» **Ce qu'il faut faire**
Extrais mot pour mot du texte sur la grotte d'El Morrón le passage qui commence à « El Morrón, grotte » et se termine à « al. 2015, 2017). ».

» **Texte de la page**
· · · · · · ·

El Morrón, grotte (Torres, Jaen, Espagne)
Auteur
Description
La grotte d'El Morrón se trouve au sud de la péninsule ibérique, en Andalousie, dans la province de Jaén, commune de Torres. Les peintures pariétales ont été découvertes en 1981, par le groupe spéléologique de Burgos. L'année suivante, une première étude a été publiée (Sanchidrián 1982) ainsi qu'une rapide monographie de la cavité (López et al. 1982). En 2014 a été mis en œuvre un projet de recherche, dirigé par M.A. Medina-Alcaide, visant à préciser l'état de conservation et à déterminer les moyens nécessaires à la préservation du site (Sanchidrián et al. 2015, 2017).
La caverne est située à 1 000 m d'altitude et se développe horizontalement sur un axe nord-est-sud-ouest. Elle présente une salle centrale et quelques galeries latérales (fig. 1b). L'entrée actuelle est une ouverture d'environ 1 m dans sa plus grande largeur (fig. 1a), qui débouche sur un cône d'éboulis donnant accès à une salle de plus grande dimension (34 m de long et 25 m de large), dite Salle principale. Dans la partie gauche de la Salle principale s'ouvre la galerie latérale, très pentue et de dimensions limitées. Au plafond de la partie profonde de la Salle principale et sur la droite se trouve une ouverture communiquant avec une autre galerie ascendante, dite galerie de la Cheminée. Enfin, au plus loin de l'entrée, se trouve la zone ornée, limitée par la paroi rocheuse et par les pans verticaux de grands blocs d'effondrement. Ce Camarin des Peintures a des dimensions réduites, avec 8,90 m de long, 3,80 m de large et 1,60 m de haut.
La grotte ne recèle aucun dépôt sédimentaire d'occupation pléistocène et peut donc être considérée comme un « sanctuaire ».
Iconographie
L'art de la grotte d'El Morrón est uniquement constitué de peintures pariétales. L'inventaire des œuvres est très limité et seuls cinq groupes de traces graphiques ont jusqu'ici été identifiés, tous dans la partie la plus éloignée de l'entrée : au fond de la Salle principale et dans le Camarin des Peintures. Cependant, nous ignorons si des motifs préhistoriques sont cachés par l'épaisse couche de noir de fumée qui s'est déposée sur une grande partie des parois de l'entrée et de la Salle principale – à la suite des grands feux de camp allumés par les villageois au cours des siècles passés. En l'état actuel des recherches, on décompte au total dix-sept éléments graphiques répartis de la manière suivante : sept taches de couleur rouge, trois tracés linéaires noirs, cinq lignes rouges qui pourraient constituer une figuration animale et deux représentations de bouquetins. Ainsi le répertoire figuratif est-il limité aujourd'hui à ces deux caprinés.

· · · · · · ·

» **Lignes**
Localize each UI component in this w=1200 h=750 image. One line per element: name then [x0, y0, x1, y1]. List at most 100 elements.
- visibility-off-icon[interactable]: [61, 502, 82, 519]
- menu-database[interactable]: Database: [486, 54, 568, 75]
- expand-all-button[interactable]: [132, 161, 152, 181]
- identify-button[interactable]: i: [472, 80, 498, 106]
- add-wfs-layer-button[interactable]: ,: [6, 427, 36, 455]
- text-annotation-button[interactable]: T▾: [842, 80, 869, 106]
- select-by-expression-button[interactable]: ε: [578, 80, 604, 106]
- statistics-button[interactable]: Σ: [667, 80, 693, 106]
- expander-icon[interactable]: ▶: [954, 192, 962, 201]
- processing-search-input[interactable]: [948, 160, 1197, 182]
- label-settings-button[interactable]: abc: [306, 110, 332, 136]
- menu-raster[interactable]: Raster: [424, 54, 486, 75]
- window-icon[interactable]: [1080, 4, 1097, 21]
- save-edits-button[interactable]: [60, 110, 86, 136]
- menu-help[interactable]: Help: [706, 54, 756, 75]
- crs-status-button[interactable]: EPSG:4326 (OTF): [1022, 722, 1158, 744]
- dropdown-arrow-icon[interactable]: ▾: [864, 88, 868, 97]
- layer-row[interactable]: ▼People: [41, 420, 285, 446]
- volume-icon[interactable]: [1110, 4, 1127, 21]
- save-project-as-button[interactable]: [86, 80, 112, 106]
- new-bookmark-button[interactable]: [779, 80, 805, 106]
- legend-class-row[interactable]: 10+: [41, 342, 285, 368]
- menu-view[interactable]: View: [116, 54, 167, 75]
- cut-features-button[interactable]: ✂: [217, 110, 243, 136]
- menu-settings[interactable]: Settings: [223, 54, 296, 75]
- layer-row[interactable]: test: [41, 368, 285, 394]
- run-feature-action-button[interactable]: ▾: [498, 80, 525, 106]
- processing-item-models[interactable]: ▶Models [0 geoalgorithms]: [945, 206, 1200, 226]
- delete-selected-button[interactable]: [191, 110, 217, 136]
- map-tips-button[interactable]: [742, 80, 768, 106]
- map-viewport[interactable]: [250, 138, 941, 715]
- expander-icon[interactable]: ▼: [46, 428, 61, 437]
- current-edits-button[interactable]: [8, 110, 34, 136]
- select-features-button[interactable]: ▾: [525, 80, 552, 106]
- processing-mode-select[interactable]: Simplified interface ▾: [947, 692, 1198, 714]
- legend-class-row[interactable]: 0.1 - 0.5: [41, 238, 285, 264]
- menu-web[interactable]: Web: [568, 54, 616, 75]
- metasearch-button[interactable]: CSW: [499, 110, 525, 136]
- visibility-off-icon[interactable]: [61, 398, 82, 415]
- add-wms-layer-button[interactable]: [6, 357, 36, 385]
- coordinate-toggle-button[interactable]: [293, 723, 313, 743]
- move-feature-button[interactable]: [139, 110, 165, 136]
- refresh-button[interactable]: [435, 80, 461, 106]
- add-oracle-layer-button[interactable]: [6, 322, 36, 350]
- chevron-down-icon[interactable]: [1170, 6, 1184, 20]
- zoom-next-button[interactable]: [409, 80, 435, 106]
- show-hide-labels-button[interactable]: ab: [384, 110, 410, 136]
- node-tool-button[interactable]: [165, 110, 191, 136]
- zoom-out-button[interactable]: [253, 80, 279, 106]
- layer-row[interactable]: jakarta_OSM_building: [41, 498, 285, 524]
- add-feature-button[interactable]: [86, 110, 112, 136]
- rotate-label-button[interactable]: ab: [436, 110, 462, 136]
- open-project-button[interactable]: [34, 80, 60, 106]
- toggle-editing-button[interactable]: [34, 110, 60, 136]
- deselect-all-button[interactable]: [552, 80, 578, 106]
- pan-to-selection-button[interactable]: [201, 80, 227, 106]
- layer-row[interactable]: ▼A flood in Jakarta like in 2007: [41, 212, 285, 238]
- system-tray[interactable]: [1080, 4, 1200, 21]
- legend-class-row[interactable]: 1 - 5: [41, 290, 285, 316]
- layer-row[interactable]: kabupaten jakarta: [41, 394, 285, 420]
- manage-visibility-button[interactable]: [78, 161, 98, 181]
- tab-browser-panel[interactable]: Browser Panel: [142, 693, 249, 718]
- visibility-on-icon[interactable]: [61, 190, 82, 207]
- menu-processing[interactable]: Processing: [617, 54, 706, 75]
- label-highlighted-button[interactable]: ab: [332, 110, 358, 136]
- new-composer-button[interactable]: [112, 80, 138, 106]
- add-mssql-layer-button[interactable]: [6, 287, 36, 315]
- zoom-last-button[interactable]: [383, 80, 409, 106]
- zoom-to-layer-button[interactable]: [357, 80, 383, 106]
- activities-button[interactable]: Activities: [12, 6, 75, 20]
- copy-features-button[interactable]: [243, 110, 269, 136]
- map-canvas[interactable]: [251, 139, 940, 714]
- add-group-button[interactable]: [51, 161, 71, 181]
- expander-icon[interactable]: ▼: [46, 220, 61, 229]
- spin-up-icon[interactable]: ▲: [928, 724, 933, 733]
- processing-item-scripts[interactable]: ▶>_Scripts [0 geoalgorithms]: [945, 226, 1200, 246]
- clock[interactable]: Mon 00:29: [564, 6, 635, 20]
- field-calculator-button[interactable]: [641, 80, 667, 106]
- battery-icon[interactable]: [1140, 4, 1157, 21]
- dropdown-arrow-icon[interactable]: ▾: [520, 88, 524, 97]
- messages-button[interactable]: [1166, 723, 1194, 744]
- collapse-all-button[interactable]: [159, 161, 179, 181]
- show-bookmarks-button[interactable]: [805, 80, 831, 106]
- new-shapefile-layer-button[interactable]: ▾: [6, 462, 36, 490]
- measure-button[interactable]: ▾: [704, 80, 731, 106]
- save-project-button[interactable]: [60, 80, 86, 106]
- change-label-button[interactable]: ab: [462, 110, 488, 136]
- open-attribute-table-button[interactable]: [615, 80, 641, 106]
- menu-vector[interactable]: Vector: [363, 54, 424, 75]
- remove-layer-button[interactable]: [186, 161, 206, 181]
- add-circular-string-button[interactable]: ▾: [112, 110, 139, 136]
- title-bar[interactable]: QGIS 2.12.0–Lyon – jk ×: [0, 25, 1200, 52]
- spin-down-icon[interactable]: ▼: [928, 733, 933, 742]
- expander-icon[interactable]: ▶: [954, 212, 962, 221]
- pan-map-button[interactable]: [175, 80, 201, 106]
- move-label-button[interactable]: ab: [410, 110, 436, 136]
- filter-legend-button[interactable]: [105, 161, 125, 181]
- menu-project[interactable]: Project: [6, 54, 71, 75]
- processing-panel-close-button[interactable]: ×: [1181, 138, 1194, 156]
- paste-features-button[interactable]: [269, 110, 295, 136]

· · · · · · ·

» **Réponse complète**
El Morrón, grotte (Torres, Jaen, Espagne)
Auteur
Description
La grotte d'El Morrón se trouve au sud de la péninsule ibérique, en Andalousie, dans la province de Jaén, commune de Torres. Les peintures pariétales ont été découvertes en 1981, par le groupe spéléologique de Burgos. L'année suivante, une première étude a été publiée (Sanchidrián 1982) ainsi qu'une rapide monographie de la cavité (López et al. 1982). En 2014 a été mis en œuvre un projet de recherche, dirigé par M.A. Medina-Alcaide, visant à préciser l'état de conservation et à déterminer les moyens nécessaires à la préservation du site (Sanchidrián et al. 2015, 2017).